Requirement >> Count how many lines contain the word "icon". Please give only the number.

Supplied records >>
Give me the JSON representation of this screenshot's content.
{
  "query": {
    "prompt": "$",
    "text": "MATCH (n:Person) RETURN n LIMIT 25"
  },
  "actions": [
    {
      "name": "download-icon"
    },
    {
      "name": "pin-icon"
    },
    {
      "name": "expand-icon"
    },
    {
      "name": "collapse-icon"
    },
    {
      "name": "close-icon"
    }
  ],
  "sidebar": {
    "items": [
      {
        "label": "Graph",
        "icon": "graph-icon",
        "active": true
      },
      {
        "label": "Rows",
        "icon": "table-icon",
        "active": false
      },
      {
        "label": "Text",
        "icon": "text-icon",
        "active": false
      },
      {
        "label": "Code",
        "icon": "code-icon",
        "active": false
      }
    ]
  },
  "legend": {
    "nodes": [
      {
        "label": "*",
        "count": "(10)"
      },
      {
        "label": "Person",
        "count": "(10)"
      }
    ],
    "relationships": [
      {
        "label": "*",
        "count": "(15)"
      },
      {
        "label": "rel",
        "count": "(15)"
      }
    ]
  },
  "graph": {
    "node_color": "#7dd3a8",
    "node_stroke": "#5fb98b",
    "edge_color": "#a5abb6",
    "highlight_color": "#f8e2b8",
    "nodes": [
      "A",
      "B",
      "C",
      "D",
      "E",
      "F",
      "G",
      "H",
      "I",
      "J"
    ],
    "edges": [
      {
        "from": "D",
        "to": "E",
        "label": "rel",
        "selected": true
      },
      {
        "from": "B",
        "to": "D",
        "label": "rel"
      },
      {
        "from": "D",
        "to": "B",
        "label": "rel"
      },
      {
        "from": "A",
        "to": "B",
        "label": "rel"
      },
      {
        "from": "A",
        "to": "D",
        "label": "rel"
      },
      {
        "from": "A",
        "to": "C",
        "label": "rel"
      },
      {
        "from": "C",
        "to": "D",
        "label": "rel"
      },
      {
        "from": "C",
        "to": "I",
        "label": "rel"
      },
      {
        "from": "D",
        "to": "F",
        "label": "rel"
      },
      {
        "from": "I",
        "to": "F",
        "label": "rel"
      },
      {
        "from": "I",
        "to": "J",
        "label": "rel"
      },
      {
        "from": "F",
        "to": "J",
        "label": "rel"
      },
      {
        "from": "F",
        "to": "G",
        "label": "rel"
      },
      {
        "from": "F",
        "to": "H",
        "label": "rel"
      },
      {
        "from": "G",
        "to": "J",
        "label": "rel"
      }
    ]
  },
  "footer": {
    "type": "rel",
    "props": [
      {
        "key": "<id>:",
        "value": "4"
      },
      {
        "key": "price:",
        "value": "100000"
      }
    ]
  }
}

Right answer >> 9